What is required: Write out every entry, unchanged. Skip any picture.
— START OF Entries shown —
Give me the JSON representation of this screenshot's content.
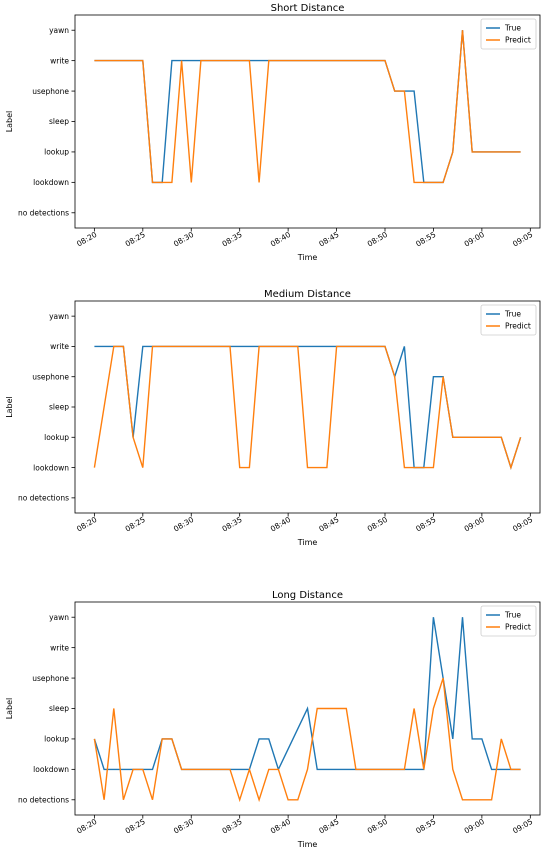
{
  "chart_data": [
    {
      "type": "line",
      "title": "Short Distance",
      "xlabel": "Time",
      "ylabel": "Label",
      "categories": [
        "no detections",
        "lookdown",
        "lookup",
        "sleep",
        "usephone",
        "write",
        "yawn"
      ],
      "x_ticks": [
        "08:20",
        "08:25",
        "08:30",
        "08:35",
        "08:40",
        "08:45",
        "08:50",
        "08:55",
        "09:00",
        "09:05"
      ],
      "xlim": [
        "08:18",
        "09:06"
      ],
      "legend": "top-right",
      "grid": false,
      "colors": {
        "True": "#1f77b4",
        "Predict": "#ff7f0e"
      },
      "series": [
        {
          "name": "True",
          "x": [
            "08:20",
            "08:25",
            "08:26",
            "08:27",
            "08:28",
            "08:30",
            "08:37",
            "08:38",
            "08:50",
            "08:51",
            "08:52",
            "08:53",
            "08:54",
            "08:55",
            "08:56",
            "08:57",
            "08:58",
            "08:59",
            "09:04"
          ],
          "values": [
            "write",
            "write",
            "lookdown",
            "lookdown",
            "write",
            "write",
            "write",
            "write",
            "write",
            "usephone",
            "usephone",
            "usephone",
            "lookdown",
            "lookdown",
            "lookdown",
            "lookup",
            "yawn",
            "lookup",
            "lookup"
          ]
        },
        {
          "name": "Predict",
          "x": [
            "08:20",
            "08:25",
            "08:26",
            "08:27",
            "08:28",
            "08:29",
            "08:30",
            "08:31",
            "08:36",
            "08:37",
            "08:38",
            "08:50",
            "08:51",
            "08:52",
            "08:53",
            "08:54",
            "08:55",
            "08:56",
            "08:57",
            "08:58",
            "08:59",
            "09:04"
          ],
          "values": [
            "write",
            "write",
            "lookdown",
            "lookdown",
            "lookdown",
            "write",
            "lookdown",
            "write",
            "write",
            "lookdown",
            "write",
            "write",
            "usephone",
            "usephone",
            "lookdown",
            "lookdown",
            "lookdown",
            "lookdown",
            "lookup",
            "yawn",
            "lookup",
            "lookup"
          ]
        }
      ]
    },
    {
      "type": "line",
      "title": "Medium Distance",
      "xlabel": "Time",
      "ylabel": "Label",
      "categories": [
        "no detections",
        "lookdown",
        "lookup",
        "sleep",
        "usephone",
        "write",
        "yawn"
      ],
      "x_ticks": [
        "08:20",
        "08:25",
        "08:30",
        "08:35",
        "08:40",
        "08:45",
        "08:50",
        "08:55",
        "09:00",
        "09:05"
      ],
      "xlim": [
        "08:18",
        "09:06"
      ],
      "legend": "top-right",
      "grid": false,
      "colors": {
        "True": "#1f77b4",
        "Predict": "#ff7f0e"
      },
      "series": [
        {
          "name": "True",
          "x": [
            "08:20",
            "08:22",
            "08:23",
            "08:24",
            "08:25",
            "08:35",
            "08:36",
            "08:37",
            "08:50",
            "08:51",
            "08:52",
            "08:53",
            "08:54",
            "08:55",
            "08:56",
            "08:57",
            "09:02",
            "09:03",
            "09:04"
          ],
          "values": [
            "write",
            "write",
            "write",
            "lookup",
            "write",
            "write",
            "write",
            "write",
            "write",
            "usephone",
            "write",
            "lookdown",
            "lookdown",
            "usephone",
            "usephone",
            "lookup",
            "lookup",
            "lookdown",
            "lookup"
          ]
        },
        {
          "name": "Predict",
          "x": [
            "08:20",
            "08:22",
            "08:23",
            "08:24",
            "08:25",
            "08:26",
            "08:34",
            "08:35",
            "08:36",
            "08:37",
            "08:41",
            "08:42",
            "08:43",
            "08:44",
            "08:45",
            "08:50",
            "08:51",
            "08:52",
            "08:53",
            "08:54",
            "08:55",
            "08:56",
            "08:57",
            "09:02",
            "09:03",
            "09:04"
          ],
          "values": [
            "lookdown",
            "write",
            "write",
            "lookup",
            "lookdown",
            "write",
            "write",
            "lookdown",
            "lookdown",
            "write",
            "write",
            "lookdown",
            "lookdown",
            "lookdown",
            "write",
            "write",
            "usephone",
            "lookdown",
            "lookdown",
            "lookdown",
            "lookdown",
            "usephone",
            "lookup",
            "lookup",
            "lookdown",
            "lookup"
          ]
        }
      ]
    },
    {
      "type": "line",
      "title": "Long Distance",
      "xlabel": "Time",
      "ylabel": "Label",
      "categories": [
        "no detections",
        "lookdown",
        "lookup",
        "sleep",
        "usephone",
        "write",
        "yawn"
      ],
      "x_ticks": [
        "08:20",
        "08:25",
        "08:30",
        "08:35",
        "08:40",
        "08:45",
        "08:50",
        "08:55",
        "09:00",
        "09:05"
      ],
      "xlim": [
        "08:18",
        "09:06"
      ],
      "legend": "top-right",
      "grid": false,
      "colors": {
        "True": "#1f77b4",
        "Predict": "#ff7f0e"
      },
      "series": [
        {
          "name": "True",
          "x": [
            "08:20",
            "08:21",
            "08:26",
            "08:27",
            "08:28",
            "08:29",
            "08:36",
            "08:37",
            "08:38",
            "08:39",
            "08:42",
            "08:43",
            "08:52",
            "08:53",
            "08:54",
            "08:55",
            "08:57",
            "08:58",
            "08:59",
            "09:00",
            "09:01",
            "09:02",
            "09:04"
          ],
          "values": [
            "lookup",
            "lookdown",
            "lookdown",
            "lookup",
            "lookup",
            "lookdown",
            "lookdown",
            "lookup",
            "lookup",
            "lookdown",
            "sleep",
            "lookdown",
            "lookdown",
            "lookdown",
            "lookdown",
            "yawn",
            "lookup",
            "yawn",
            "lookup",
            "lookup",
            "lookdown",
            "lookdown",
            "lookdown"
          ]
        },
        {
          "name": "Predict",
          "x": [
            "08:20",
            "08:21",
            "08:22",
            "08:23",
            "08:24",
            "08:25",
            "08:26",
            "08:27",
            "08:28",
            "08:29",
            "08:34",
            "08:35",
            "08:36",
            "08:37",
            "08:38",
            "08:39",
            "08:40",
            "08:41",
            "08:42",
            "08:43",
            "08:44",
            "08:45",
            "08:46",
            "08:47",
            "08:52",
            "08:53",
            "08:54",
            "08:55",
            "08:56",
            "08:57",
            "08:58",
            "09:01",
            "09:02",
            "09:03",
            "09:04"
          ],
          "values": [
            "lookup",
            "no detections",
            "sleep",
            "no detections",
            "lookdown",
            "lookdown",
            "no detections",
            "lookup",
            "lookup",
            "lookdown",
            "lookdown",
            "no detections",
            "lookdown",
            "no detections",
            "lookdown",
            "lookdown",
            "no detections",
            "no detections",
            "lookdown",
            "sleep",
            "sleep",
            "sleep",
            "sleep",
            "lookdown",
            "lookdown",
            "sleep",
            "lookdown",
            "sleep",
            "usephone",
            "lookdown",
            "no detections",
            "no detections",
            "lookup",
            "lookdown",
            "lookdown"
          ]
        }
      ]
    }
  ]
}
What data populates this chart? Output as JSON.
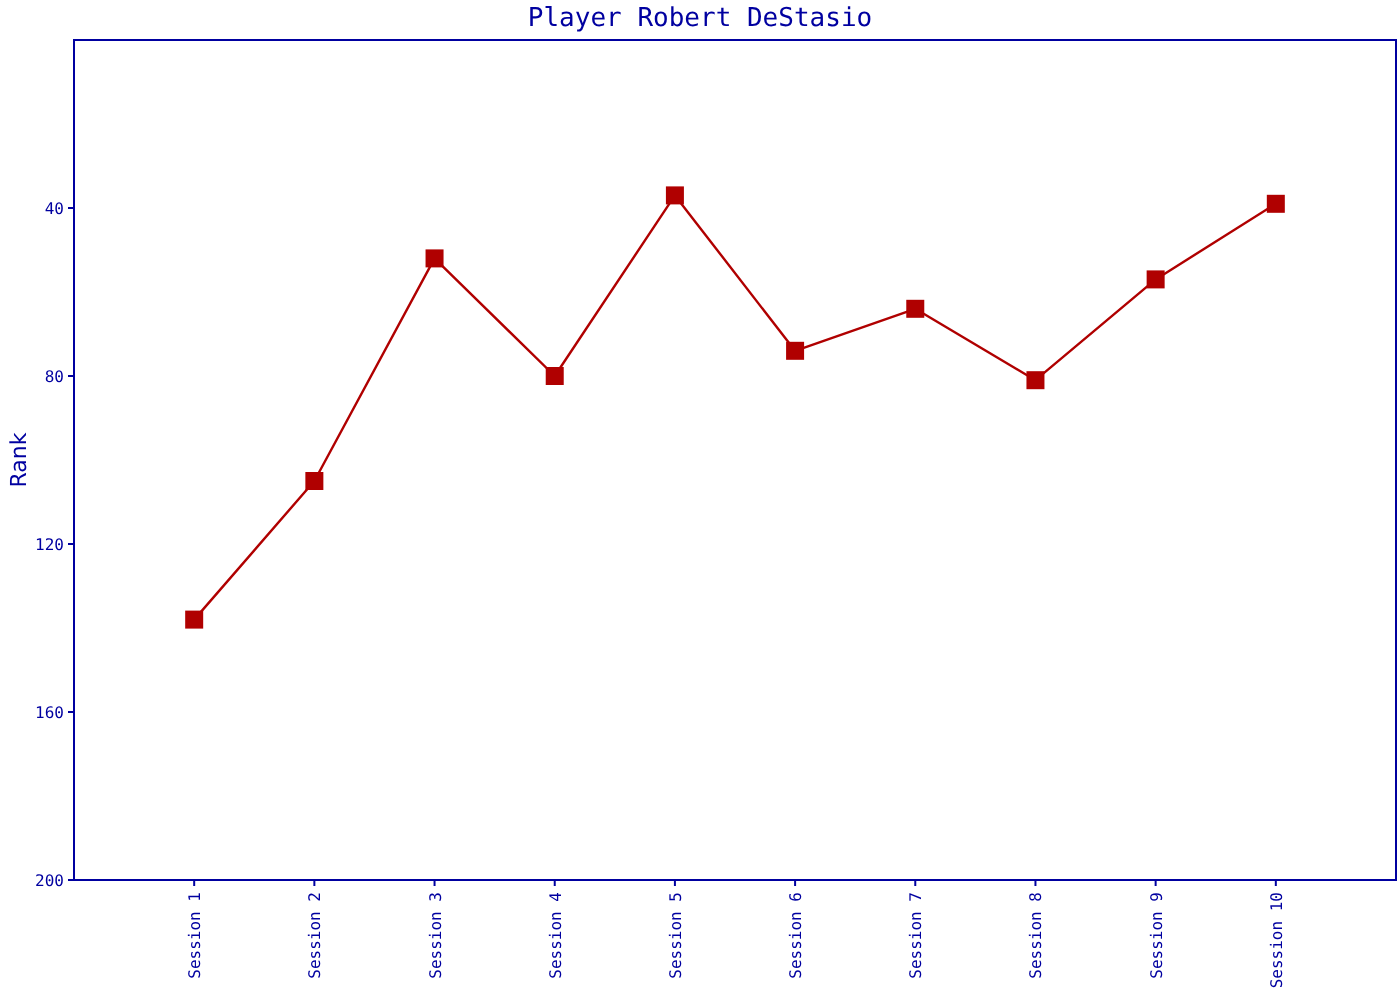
— END OF Entries shown —
Exercise output:
Give me the JSON representation of this screenshot's content.
{
  "chart_data": [
    {
      "type": "line",
      "title": "Short Distance",
      "xlabel": "Time",
      "ylabel": "Label",
      "categories": [
        "no detections",
        "lookdown",
        "lookup",
        "sleep",
        "usephone",
        "write",
        "yawn"
      ],
      "x_ticks": [
        "08:20",
        "08:25",
        "08:30",
        "08:35",
        "08:40",
        "08:45",
        "08:50",
        "08:55",
        "09:00",
        "09:05"
      ],
      "xlim": [
        "08:18",
        "09:06"
      ],
      "legend": "top-right",
      "grid": false,
      "colors": {
        "True": "#1f77b4",
        "Predict": "#ff7f0e"
      },
      "series": [
        {
          "name": "True",
          "x": [
            "08:20",
            "08:25",
            "08:26",
            "08:27",
            "08:28",
            "08:30",
            "08:37",
            "08:38",
            "08:50",
            "08:51",
            "08:52",
            "08:53",
            "08:54",
            "08:55",
            "08:56",
            "08:57",
            "08:58",
            "08:59",
            "09:04"
          ],
          "values": [
            "write",
            "write",
            "lookdown",
            "lookdown",
            "write",
            "write",
            "write",
            "write",
            "write",
            "usephone",
            "usephone",
            "usephone",
            "lookdown",
            "lookdown",
            "lookdown",
            "lookup",
            "yawn",
            "lookup",
            "lookup"
          ]
        },
        {
          "name": "Predict",
          "x": [
            "08:20",
            "08:25",
            "08:26",
            "08:27",
            "08:28",
            "08:29",
            "08:30",
            "08:31",
            "08:36",
            "08:37",
            "08:38",
            "08:50",
            "08:51",
            "08:52",
            "08:53",
            "08:54",
            "08:55",
            "08:56",
            "08:57",
            "08:58",
            "08:59",
            "09:04"
          ],
          "values": [
            "write",
            "write",
            "lookdown",
            "lookdown",
            "lookdown",
            "write",
            "lookdown",
            "write",
            "write",
            "lookdown",
            "write",
            "write",
            "usephone",
            "usephone",
            "lookdown",
            "lookdown",
            "lookdown",
            "lookdown",
            "lookup",
            "yawn",
            "lookup",
            "lookup"
          ]
        }
      ]
    },
    {
      "type": "line",
      "title": "Medium Distance",
      "xlabel": "Time",
      "ylabel": "Label",
      "categories": [
        "no detections",
        "lookdown",
        "lookup",
        "sleep",
        "usephone",
        "write",
        "yawn"
      ],
      "x_ticks": [
        "08:20",
        "08:25",
        "08:30",
        "08:35",
        "08:40",
        "08:45",
        "08:50",
        "08:55",
        "09:00",
        "09:05"
      ],
      "xlim": [
        "08:18",
        "09:06"
      ],
      "legend": "top-right",
      "grid": false,
      "colors": {
        "True": "#1f77b4",
        "Predict": "#ff7f0e"
      },
      "series": [
        {
          "name": "True",
          "x": [
            "08:20",
            "08:22",
            "08:23",
            "08:24",
            "08:25",
            "08:35",
            "08:36",
            "08:37",
            "08:50",
            "08:51",
            "08:52",
            "08:53",
            "08:54",
            "08:55",
            "08:56",
            "08:57",
            "09:02",
            "09:03",
            "09:04"
          ],
          "values": [
            "write",
            "write",
            "write",
            "lookup",
            "write",
            "write",
            "write",
            "write",
            "write",
            "usephone",
            "write",
            "lookdown",
            "lookdown",
            "usephone",
            "usephone",
            "lookup",
            "lookup",
            "lookdown",
            "lookup"
          ]
        },
        {
          "name": "Predict",
          "x": [
            "08:20",
            "08:22",
            "08:23",
            "08:24",
            "08:25",
            "08:26",
            "08:34",
            "08:35",
            "08:36",
            "08:37",
            "08:41",
            "08:42",
            "08:43",
            "08:44",
            "08:45",
            "08:50",
            "08:51",
            "08:52",
            "08:53",
            "08:54",
            "08:55",
            "08:56",
            "08:57",
            "09:02",
            "09:03",
            "09:04"
          ],
          "values": [
            "lookdown",
            "write",
            "write",
            "lookup",
            "lookdown",
            "write",
            "write",
            "lookdown",
            "lookdown",
            "write",
            "write",
            "lookdown",
            "lookdown",
            "lookdown",
            "write",
            "write",
            "usephone",
            "lookdown",
            "lookdown",
            "lookdown",
            "lookdown",
            "usephone",
            "lookup",
            "lookup",
            "lookdown",
            "lookup"
          ]
        }
      ]
    },
    {
      "type": "line",
      "title": "Long Distance",
      "xlabel": "Time",
      "ylabel": "Label",
      "categories": [
        "no detections",
        "lookdown",
        "lookup",
        "sleep",
        "usephone",
        "write",
        "yawn"
      ],
      "x_ticks": [
        "08:20",
        "08:25",
        "08:30",
        "08:35",
        "08:40",
        "08:45",
        "08:50",
        "08:55",
        "09:00",
        "09:05"
      ],
      "xlim": [
        "08:18",
        "09:06"
      ],
      "legend": "top-right",
      "grid": false,
      "colors": {
        "True": "#1f77b4",
        "Predict": "#ff7f0e"
      },
      "series": [
        {
          "name": "True",
          "x": [
            "08:20",
            "08:21",
            "08:26",
            "08:27",
            "08:28",
            "08:29",
            "08:36",
            "08:37",
            "08:38",
            "08:39",
            "08:42",
            "08:43",
            "08:52",
            "08:53",
            "08:54",
            "08:55",
            "08:57",
            "08:58",
            "08:59",
            "09:00",
            "09:01",
            "09:02",
            "09:04"
          ],
          "values": [
            "lookup",
            "lookdown",
            "lookdown",
            "lookup",
            "lookup",
            "lookdown",
            "lookdown",
            "lookup",
            "lookup",
            "lookdown",
            "sleep",
            "lookdown",
            "lookdown",
            "lookdown",
            "lookdown",
            "yawn",
            "lookup",
            "yawn",
            "lookup",
            "lookup",
            "lookdown",
            "lookdown",
            "lookdown"
          ]
        },
        {
          "name": "Predict",
          "x": [
            "08:20",
            "08:21",
            "08:22",
            "08:23",
            "08:24",
            "08:25",
            "08:26",
            "08:27",
            "08:28",
            "08:29",
            "08:34",
            "08:35",
            "08:36",
            "08:37",
            "08:38",
            "08:39",
            "08:40",
            "08:41",
            "08:42",
            "08:43",
            "08:44",
            "08:45",
            "08:46",
            "08:47",
            "08:52",
            "08:53",
            "08:54",
            "08:55",
            "08:56",
            "08:57",
            "08:58",
            "09:01",
            "09:02",
            "09:03",
            "09:04"
          ],
          "values": [
            "lookup",
            "no detections",
            "sleep",
            "no detections",
            "lookdown",
            "lookdown",
            "no detections",
            "lookup",
            "lookup",
            "lookdown",
            "lookdown",
            "no detections",
            "lookdown",
            "no detections",
            "lookdown",
            "lookdown",
            "no detections",
            "no detections",
            "lookdown",
            "sleep",
            "sleep",
            "sleep",
            "sleep",
            "lookdown",
            "lookdown",
            "sleep",
            "lookdown",
            "sleep",
            "usephone",
            "lookdown",
            "no detections",
            "no detections",
            "lookup",
            "lookdown",
            "lookdown"
          ]
        }
      ]
    }
  ]
}
What data populates this chart? Output as JSON.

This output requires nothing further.